• **SUPPLIED MATERIAL**
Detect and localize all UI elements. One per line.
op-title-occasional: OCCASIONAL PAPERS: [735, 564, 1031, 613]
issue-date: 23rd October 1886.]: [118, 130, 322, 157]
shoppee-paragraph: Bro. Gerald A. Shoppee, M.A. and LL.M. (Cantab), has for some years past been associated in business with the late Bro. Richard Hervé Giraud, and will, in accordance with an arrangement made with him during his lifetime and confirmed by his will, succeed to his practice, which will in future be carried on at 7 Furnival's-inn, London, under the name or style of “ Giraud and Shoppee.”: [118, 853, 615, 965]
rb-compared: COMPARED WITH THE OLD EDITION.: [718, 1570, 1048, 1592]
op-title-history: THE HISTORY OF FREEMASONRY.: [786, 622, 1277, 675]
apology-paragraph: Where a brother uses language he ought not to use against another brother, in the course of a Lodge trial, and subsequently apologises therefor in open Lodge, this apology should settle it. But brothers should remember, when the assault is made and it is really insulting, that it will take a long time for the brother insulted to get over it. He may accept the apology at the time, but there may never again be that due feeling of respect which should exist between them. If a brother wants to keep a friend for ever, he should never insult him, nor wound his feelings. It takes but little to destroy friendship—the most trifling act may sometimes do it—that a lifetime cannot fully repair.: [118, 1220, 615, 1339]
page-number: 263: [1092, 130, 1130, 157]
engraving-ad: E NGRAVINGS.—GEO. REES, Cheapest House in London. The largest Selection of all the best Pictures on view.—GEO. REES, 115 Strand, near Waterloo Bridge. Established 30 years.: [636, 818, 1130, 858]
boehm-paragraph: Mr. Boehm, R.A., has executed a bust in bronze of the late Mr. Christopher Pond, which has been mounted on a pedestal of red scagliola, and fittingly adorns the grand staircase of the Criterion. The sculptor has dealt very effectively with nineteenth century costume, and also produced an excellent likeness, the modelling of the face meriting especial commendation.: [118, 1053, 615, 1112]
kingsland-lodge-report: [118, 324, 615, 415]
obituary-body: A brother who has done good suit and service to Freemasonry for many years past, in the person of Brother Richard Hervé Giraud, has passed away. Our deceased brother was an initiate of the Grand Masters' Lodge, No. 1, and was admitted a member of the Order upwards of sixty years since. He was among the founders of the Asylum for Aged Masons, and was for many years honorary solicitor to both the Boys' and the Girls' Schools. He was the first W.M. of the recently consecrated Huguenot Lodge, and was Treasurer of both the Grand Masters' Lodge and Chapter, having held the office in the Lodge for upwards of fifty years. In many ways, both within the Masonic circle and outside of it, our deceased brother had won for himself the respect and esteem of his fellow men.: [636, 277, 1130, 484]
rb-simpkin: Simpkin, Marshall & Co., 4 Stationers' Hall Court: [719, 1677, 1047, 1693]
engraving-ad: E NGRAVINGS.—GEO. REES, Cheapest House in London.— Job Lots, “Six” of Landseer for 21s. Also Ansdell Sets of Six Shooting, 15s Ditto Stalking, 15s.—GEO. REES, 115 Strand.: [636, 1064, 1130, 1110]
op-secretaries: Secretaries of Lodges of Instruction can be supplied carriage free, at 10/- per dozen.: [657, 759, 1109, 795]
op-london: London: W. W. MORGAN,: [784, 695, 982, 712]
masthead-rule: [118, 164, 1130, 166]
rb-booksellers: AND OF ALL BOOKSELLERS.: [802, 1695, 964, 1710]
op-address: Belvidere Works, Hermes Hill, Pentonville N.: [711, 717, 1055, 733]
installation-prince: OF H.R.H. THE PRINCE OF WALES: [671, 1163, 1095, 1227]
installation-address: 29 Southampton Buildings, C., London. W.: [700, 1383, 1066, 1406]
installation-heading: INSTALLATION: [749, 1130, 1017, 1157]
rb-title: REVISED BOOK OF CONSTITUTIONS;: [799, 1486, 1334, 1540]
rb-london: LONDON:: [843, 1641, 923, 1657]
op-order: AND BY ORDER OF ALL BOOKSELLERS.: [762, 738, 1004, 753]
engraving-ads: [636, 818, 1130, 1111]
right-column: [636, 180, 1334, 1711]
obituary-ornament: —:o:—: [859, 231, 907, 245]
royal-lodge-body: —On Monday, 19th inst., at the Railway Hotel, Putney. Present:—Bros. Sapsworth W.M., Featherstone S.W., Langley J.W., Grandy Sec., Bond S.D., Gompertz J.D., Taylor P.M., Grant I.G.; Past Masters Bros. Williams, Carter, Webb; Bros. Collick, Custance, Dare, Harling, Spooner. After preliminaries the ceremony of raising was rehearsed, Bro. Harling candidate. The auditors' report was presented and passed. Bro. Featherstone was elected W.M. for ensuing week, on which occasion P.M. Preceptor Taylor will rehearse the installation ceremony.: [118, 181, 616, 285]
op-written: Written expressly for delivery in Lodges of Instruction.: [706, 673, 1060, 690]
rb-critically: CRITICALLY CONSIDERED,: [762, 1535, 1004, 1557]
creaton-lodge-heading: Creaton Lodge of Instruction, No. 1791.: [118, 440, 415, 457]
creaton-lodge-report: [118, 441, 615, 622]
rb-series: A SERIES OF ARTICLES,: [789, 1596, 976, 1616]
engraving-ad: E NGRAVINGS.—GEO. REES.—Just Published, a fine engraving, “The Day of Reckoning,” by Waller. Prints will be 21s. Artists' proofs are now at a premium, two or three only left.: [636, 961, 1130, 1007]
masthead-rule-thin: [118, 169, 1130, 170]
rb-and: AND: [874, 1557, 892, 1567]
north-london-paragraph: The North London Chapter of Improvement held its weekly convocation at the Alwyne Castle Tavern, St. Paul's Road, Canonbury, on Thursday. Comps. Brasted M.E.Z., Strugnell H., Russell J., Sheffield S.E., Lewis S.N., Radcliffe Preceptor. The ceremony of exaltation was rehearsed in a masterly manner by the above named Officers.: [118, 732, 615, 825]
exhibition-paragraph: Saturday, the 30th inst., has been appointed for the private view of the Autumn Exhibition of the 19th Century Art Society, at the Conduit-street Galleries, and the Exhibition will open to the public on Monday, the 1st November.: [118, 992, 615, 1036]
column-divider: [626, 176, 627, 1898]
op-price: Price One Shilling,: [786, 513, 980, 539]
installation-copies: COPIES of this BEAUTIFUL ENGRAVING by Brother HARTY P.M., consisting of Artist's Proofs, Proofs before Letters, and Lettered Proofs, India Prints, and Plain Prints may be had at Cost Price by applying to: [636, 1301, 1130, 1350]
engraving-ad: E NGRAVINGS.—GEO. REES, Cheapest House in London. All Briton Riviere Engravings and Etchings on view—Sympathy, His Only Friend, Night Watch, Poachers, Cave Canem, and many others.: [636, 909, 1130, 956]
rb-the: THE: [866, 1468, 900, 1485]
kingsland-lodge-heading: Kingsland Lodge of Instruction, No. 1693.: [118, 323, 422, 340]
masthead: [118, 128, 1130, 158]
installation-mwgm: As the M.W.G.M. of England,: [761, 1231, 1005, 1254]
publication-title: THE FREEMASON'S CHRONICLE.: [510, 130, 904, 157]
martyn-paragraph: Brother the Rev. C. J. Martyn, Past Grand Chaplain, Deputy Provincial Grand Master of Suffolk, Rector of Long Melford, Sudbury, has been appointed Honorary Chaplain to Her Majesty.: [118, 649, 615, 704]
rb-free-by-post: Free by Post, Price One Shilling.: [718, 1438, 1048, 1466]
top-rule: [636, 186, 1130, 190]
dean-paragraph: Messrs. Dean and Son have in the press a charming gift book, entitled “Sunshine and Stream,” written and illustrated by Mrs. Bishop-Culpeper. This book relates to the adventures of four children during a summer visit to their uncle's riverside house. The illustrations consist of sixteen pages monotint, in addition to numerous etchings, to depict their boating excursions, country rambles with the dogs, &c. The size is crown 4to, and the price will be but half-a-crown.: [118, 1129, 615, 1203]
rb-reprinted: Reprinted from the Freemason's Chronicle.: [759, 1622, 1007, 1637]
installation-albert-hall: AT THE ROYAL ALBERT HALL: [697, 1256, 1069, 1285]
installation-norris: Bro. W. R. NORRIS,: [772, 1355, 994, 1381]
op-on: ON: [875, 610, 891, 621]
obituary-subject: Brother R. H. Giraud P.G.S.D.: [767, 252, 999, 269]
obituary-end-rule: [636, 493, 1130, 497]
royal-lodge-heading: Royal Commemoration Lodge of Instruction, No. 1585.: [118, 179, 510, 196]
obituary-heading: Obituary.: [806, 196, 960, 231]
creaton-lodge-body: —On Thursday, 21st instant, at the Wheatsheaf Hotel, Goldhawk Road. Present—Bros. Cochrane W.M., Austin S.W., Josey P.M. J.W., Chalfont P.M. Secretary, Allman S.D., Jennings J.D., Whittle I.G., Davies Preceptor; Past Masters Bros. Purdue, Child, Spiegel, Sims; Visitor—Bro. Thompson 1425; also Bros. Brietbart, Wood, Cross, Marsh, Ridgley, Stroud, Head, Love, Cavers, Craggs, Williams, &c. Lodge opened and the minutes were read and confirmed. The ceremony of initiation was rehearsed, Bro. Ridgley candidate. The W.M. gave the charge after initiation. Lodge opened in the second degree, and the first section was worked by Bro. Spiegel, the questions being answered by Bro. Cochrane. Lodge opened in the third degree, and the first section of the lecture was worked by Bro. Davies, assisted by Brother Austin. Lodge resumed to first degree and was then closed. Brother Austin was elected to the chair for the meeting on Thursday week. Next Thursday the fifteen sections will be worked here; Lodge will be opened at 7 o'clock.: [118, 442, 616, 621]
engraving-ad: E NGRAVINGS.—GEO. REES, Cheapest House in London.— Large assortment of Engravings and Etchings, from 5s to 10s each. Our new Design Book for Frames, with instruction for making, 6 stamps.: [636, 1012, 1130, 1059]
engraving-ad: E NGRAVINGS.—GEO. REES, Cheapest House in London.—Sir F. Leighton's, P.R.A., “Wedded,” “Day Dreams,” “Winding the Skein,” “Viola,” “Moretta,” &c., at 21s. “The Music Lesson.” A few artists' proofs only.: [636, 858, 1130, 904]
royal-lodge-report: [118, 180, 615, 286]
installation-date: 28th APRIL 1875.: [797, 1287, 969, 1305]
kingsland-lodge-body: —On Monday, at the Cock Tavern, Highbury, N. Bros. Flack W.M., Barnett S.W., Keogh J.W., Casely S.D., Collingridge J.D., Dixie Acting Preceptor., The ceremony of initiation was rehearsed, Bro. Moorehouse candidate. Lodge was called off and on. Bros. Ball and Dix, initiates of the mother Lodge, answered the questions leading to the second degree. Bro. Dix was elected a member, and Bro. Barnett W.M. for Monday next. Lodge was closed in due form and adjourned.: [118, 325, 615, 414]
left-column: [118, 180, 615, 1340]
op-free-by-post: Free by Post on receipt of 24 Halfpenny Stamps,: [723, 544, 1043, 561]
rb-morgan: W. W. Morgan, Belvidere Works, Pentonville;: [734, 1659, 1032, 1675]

• **WHAT TO WORK ON**
Please reproduce the entries above word for word, starting with the first one and stopping after the entry that contains "shoppee-paragraph: Bro. Gerald".

• **EXERCISE RESULT**
Detect and localize all UI elements. One per line.
op-title-occasional: OCCASIONAL PAPERS: [735, 564, 1031, 613]
issue-date: 23rd October 1886.]: [118, 130, 322, 157]
shoppee-paragraph: Bro. Gerald A. Shoppee, M.A. and LL.M. (Cantab), has for some years past been associated in business with the late Bro. Richard Hervé Giraud, and will, in accordance with an arrangement made with him during his lifetime and confirmed by his will, succeed to his practice, which will in future be carried on at 7 Furnival's-inn, London, under the name or style of “ Giraud and Shoppee.”: [118, 853, 615, 965]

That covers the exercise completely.